Problem: Would you write out the listing verbatim and skip every picture in it?

Provided data:
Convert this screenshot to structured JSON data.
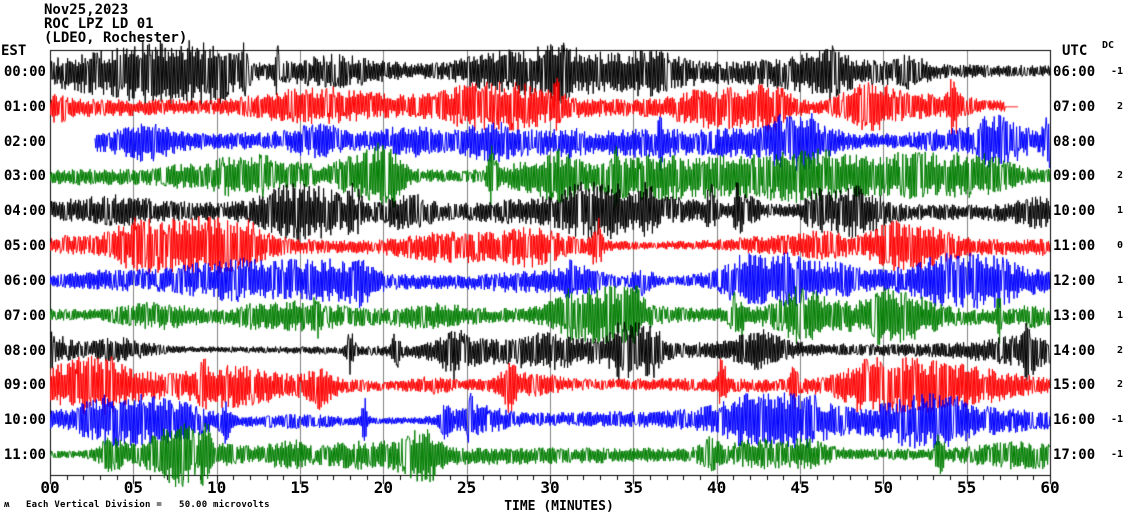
{
  "chart_data": {
    "type": "line",
    "subtype": "helicorder_seismogram",
    "title_lines": [
      "Nov25,2023",
      "ROC LPZ LD 01",
      "(LDEO, Rochester)"
    ],
    "left_time_header": "EST",
    "right_time_header": "UTC",
    "dc_column_header": "DC",
    "xlabel": "TIME (MINUTES)",
    "x_tick_labels": [
      "00",
      "05",
      "10",
      "15",
      "20",
      "25",
      "30",
      "35",
      "40",
      "45",
      "50",
      "55",
      "60"
    ],
    "x_range_minutes": [
      0,
      60
    ],
    "x_major_tick_minutes": 5,
    "x_minor_tick_minutes": 1,
    "grid": "vertical gray lines every 5 minutes, framed plot box",
    "legend_position": "none",
    "scale_note": "Each Vertical Division =   50.00 microvolts",
    "colors": {
      "background": "#ffffff",
      "frame": "#000000",
      "grid": "#808080",
      "trace_cycle": [
        "#000000",
        "#ff0000",
        "#0000ff",
        "#007d00"
      ]
    },
    "rows": [
      {
        "est": "00:00",
        "utc": "06:00",
        "dc": "-1",
        "color": "#000000",
        "start_min": 0,
        "end_min": 60,
        "flat_from_min": null,
        "activity": 1.1
      },
      {
        "est": "01:00",
        "utc": "07:00",
        "dc": "2",
        "color": "#ff0000",
        "start_min": 0,
        "end_min": 58.1,
        "flat_from_min": 57.3,
        "activity": 1.0
      },
      {
        "est": "02:00",
        "utc": "08:00",
        "dc": "",
        "color": "#0000ff",
        "start_min": 2.7,
        "end_min": 60,
        "flat_from_min": null,
        "activity": 1.0
      },
      {
        "est": "03:00",
        "utc": "09:00",
        "dc": "2",
        "color": "#007d00",
        "start_min": 0,
        "end_min": 60,
        "flat_from_min": null,
        "activity": 1.1
      },
      {
        "est": "04:00",
        "utc": "10:00",
        "dc": "1",
        "color": "#000000",
        "start_min": 0,
        "end_min": 60,
        "flat_from_min": null,
        "activity": 1.0
      },
      {
        "est": "05:00",
        "utc": "11:00",
        "dc": "0",
        "color": "#ff0000",
        "start_min": 0,
        "end_min": 60,
        "flat_from_min": null,
        "activity": 1.0
      },
      {
        "est": "06:00",
        "utc": "12:00",
        "dc": "1",
        "color": "#0000ff",
        "start_min": 0,
        "end_min": 60,
        "flat_from_min": null,
        "activity": 0.95
      },
      {
        "est": "07:00",
        "utc": "13:00",
        "dc": "1",
        "color": "#007d00",
        "start_min": 0,
        "end_min": 60,
        "flat_from_min": null,
        "activity": 1.0
      },
      {
        "est": "08:00",
        "utc": "14:00",
        "dc": "2",
        "color": "#000000",
        "start_min": 0,
        "end_min": 60,
        "flat_from_min": null,
        "activity": 1.0
      },
      {
        "est": "09:00",
        "utc": "15:00",
        "dc": "2",
        "color": "#ff0000",
        "start_min": 0,
        "end_min": 60,
        "flat_from_min": null,
        "activity": 1.0
      },
      {
        "est": "10:00",
        "utc": "16:00",
        "dc": "-1",
        "color": "#0000ff",
        "start_min": 0,
        "end_min": 60,
        "flat_from_min": null,
        "activity": 0.95
      },
      {
        "est": "11:00",
        "utc": "17:00",
        "dc": "-1",
        "color": "#007d00",
        "start_min": 0,
        "end_min": 60,
        "flat_from_min": null,
        "activity": 1.15
      }
    ],
    "waveform_note": "continuous high-frequency seismic background noise with varying-amplitude bursts; individual sample values are not readable from the image"
  },
  "footer": {
    "logo_glyph": "ʍ"
  }
}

Result for this exercise:
Convert this screenshot to structured JSON data.
{
  "chart_data": {
    "type": "line",
    "subtype": "helicorder_seismogram",
    "title_lines": [
      "Nov25,2023",
      "ROC LPZ LD 01",
      "(LDEO, Rochester)"
    ],
    "left_time_header": "EST",
    "right_time_header": "UTC",
    "dc_column_header": "DC",
    "xlabel": "TIME (MINUTES)",
    "x_tick_labels": [
      "00",
      "05",
      "10",
      "15",
      "20",
      "25",
      "30",
      "35",
      "40",
      "45",
      "50",
      "55",
      "60"
    ],
    "x_range_minutes": [
      0,
      60
    ],
    "x_major_tick_minutes": 5,
    "x_minor_tick_minutes": 1,
    "grid": "vertical gray lines every 5 minutes, framed plot box",
    "legend_position": "none",
    "scale_note": "Each Vertical Division =   50.00 microvolts",
    "colors": {
      "background": "#ffffff",
      "frame": "#000000",
      "grid": "#808080",
      "trace_cycle": [
        "#000000",
        "#ff0000",
        "#0000ff",
        "#007d00"
      ]
    },
    "rows": [
      {
        "est": "00:00",
        "utc": "06:00",
        "dc": "-1",
        "color": "#000000",
        "start_min": 0,
        "end_min": 60,
        "flat_from_min": null,
        "activity": 1.1
      },
      {
        "est": "01:00",
        "utc": "07:00",
        "dc": "2",
        "color": "#ff0000",
        "start_min": 0,
        "end_min": 58.1,
        "flat_from_min": 57.3,
        "activity": 1.0
      },
      {
        "est": "02:00",
        "utc": "08:00",
        "dc": "",
        "color": "#0000ff",
        "start_min": 2.7,
        "end_min": 60,
        "flat_from_min": null,
        "activity": 1.0
      },
      {
        "est": "03:00",
        "utc": "09:00",
        "dc": "2",
        "color": "#007d00",
        "start_min": 0,
        "end_min": 60,
        "flat_from_min": null,
        "activity": 1.1
      },
      {
        "est": "04:00",
        "utc": "10:00",
        "dc": "1",
        "color": "#000000",
        "start_min": 0,
        "end_min": 60,
        "flat_from_min": null,
        "activity": 1.0
      },
      {
        "est": "05:00",
        "utc": "11:00",
        "dc": "0",
        "color": "#ff0000",
        "start_min": 0,
        "end_min": 60,
        "flat_from_min": null,
        "activity": 1.0
      },
      {
        "est": "06:00",
        "utc": "12:00",
        "dc": "1",
        "color": "#0000ff",
        "start_min": 0,
        "end_min": 60,
        "flat_from_min": null,
        "activity": 0.95
      },
      {
        "est": "07:00",
        "utc": "13:00",
        "dc": "1",
        "color": "#007d00",
        "start_min": 0,
        "end_min": 60,
        "flat_from_min": null,
        "activity": 1.0
      },
      {
        "est": "08:00",
        "utc": "14:00",
        "dc": "2",
        "color": "#000000",
        "start_min": 0,
        "end_min": 60,
        "flat_from_min": null,
        "activity": 1.0
      },
      {
        "est": "09:00",
        "utc": "15:00",
        "dc": "2",
        "color": "#ff0000",
        "start_min": 0,
        "end_min": 60,
        "flat_from_min": null,
        "activity": 1.0
      },
      {
        "est": "10:00",
        "utc": "16:00",
        "dc": "-1",
        "color": "#0000ff",
        "start_min": 0,
        "end_min": 60,
        "flat_from_min": null,
        "activity": 0.95
      },
      {
        "est": "11:00",
        "utc": "17:00",
        "dc": "-1",
        "color": "#007d00",
        "start_min": 0,
        "end_min": 60,
        "flat_from_min": null,
        "activity": 1.15
      }
    ],
    "waveform_note": "continuous high-frequency seismic background noise with varying-amplitude bursts; individual sample values are not readable from the image"
  },
  "footer": {
    "logo_glyph": "ʍ"
  }
}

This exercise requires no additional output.